Decide whether each statement below agrees with the VPN overview, answering yes or no and quoting the words of the text that decide it. 1. KPMG has checked ExpressVPN's no-logs claim more than once. 2. The Basic plan permits an unlimited number of simultaneous connections. 3. Established brands sell lifetime plans.

* [Excerpt to read]
::::::

ExpressVPN — Best Premium Polish

ExpressVPN does not have a full LegitScout review yet, so treat this as a short overview rather than a complete verdict. The “polish” in its badge is an attributed reputation, not our own lab finding: reviewers at major tech outlets consistently rank ExpressVPN’s apps among the cleanest and easiest to use of any mainstream VPN, and that reputation for polish, not raw specs, is what the premium price buys. What is well documented is its audit history: KPMG has independently examined ExpressVPN’s no-logs claim three separate times, most recently in June 2025, and Lightway, ExpressVPN’s own connection protocol, has been open-sourced, rewritten in Rust, and independently audited multiple times since by Cure53 and Praetorian. Device limits scale with plan tier — 10 simultaneous connections on Basic, up to 14 on the Pro plan — more generous than NordVPN’s flat 10-device cap, if not as open-ended as Surfshark’s unlimited policy. Pricing on ExpressVPN’s longest term runs roughly $2.79 to $7.49 a month depending on tier, renewing at $99.95 to $199.95 a year; as with its competitors, treat the introductory number as temporary. ExpressVPN has been owned by Kape Technologies, which also owns CyberGhost and Private Internet Access, since 2021 — worth knowing, though not by itself a reason for concern.

What to Avoid When Choosing a VPN

A few patterns show up often enough in the VPN market that they are worth naming directly, independent of which brand you end up choosing.

  • A “no-logs” claim with no audit behind it. Anyone can put “we don’t log your activity” on a pricing page. Only a minority of VPNs have actually paid an outside firm to check, and fewer still do it more than once. If a provider cannot point to a specific auditor and a specific date, treat the claim as marketing rather than a verified fact.
  • Lifetime deals from brands you have not heard of. A VPN promising unlimited service for a single upfront payment of $30 or $40 has a business model that only works if the company shuts down, gets acquired, or quietly degrades the service later. Established brands do not sell lifetime plans, and that is not an accident.

::::::

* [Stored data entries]
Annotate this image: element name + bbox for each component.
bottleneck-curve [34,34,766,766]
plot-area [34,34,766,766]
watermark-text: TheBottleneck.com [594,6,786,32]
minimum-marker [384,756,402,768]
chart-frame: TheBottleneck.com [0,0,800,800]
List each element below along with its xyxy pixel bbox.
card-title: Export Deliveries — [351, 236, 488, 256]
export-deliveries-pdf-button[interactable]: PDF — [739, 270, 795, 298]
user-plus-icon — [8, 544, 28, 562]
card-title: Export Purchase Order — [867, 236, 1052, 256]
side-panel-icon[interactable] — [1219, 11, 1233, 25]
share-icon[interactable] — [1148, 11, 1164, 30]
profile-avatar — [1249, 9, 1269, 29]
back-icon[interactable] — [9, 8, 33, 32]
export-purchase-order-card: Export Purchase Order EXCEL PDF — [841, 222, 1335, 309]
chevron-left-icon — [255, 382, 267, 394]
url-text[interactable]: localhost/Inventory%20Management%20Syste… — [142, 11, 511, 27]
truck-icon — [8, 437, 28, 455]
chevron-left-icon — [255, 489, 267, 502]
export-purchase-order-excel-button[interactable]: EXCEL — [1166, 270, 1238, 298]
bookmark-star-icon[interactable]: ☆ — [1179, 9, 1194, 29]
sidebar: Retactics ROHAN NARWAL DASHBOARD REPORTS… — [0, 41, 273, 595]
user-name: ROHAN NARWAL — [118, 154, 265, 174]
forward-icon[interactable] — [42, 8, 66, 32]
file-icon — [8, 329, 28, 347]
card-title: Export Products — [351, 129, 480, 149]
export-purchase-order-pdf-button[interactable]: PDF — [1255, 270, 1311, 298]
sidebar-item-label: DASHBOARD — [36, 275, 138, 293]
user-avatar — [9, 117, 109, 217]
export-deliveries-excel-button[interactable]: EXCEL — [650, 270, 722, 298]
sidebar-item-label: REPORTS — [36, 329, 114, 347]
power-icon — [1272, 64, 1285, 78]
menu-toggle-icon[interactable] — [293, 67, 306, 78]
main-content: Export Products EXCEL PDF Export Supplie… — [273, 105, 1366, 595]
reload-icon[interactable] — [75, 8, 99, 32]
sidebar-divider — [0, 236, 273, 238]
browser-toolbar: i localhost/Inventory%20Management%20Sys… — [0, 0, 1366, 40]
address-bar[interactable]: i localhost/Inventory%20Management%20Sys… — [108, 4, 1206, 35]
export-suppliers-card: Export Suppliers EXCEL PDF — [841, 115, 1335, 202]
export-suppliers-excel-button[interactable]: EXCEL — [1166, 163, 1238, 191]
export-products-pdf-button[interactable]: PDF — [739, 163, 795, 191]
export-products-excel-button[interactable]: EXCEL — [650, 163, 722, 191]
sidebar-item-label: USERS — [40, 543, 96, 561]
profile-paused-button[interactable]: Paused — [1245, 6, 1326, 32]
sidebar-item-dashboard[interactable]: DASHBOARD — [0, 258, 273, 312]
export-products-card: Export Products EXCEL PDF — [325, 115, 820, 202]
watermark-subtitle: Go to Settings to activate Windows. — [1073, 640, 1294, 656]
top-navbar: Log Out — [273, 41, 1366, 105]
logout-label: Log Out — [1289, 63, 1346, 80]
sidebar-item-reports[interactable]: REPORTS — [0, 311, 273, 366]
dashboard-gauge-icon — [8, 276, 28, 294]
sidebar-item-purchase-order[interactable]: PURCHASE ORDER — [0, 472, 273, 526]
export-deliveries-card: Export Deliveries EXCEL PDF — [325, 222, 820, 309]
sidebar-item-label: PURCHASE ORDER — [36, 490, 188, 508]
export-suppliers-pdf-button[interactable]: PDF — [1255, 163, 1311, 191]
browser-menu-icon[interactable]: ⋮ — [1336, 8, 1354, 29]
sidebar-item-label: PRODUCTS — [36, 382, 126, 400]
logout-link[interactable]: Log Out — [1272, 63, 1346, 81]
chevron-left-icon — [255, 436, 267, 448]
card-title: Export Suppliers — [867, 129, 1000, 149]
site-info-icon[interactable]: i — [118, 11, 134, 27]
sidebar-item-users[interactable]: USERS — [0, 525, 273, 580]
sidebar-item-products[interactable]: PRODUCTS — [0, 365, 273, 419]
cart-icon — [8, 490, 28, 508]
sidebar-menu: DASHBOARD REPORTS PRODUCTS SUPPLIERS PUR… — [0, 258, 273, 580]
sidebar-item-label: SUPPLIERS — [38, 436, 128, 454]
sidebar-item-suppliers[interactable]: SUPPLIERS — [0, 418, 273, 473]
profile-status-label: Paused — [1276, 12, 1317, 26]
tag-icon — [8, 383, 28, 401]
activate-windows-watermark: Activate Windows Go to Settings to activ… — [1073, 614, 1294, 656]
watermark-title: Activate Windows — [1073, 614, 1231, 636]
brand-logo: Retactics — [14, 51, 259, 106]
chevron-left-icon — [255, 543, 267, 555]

::::::

* [Answer to the exercise]
1. Yes: "KPMG has independently examined ExpressVPN’s no-logs claim three separate times"
2. No: "10 simultaneous connections on Basic"
3. No: "Established brands do not sell lifetime plans"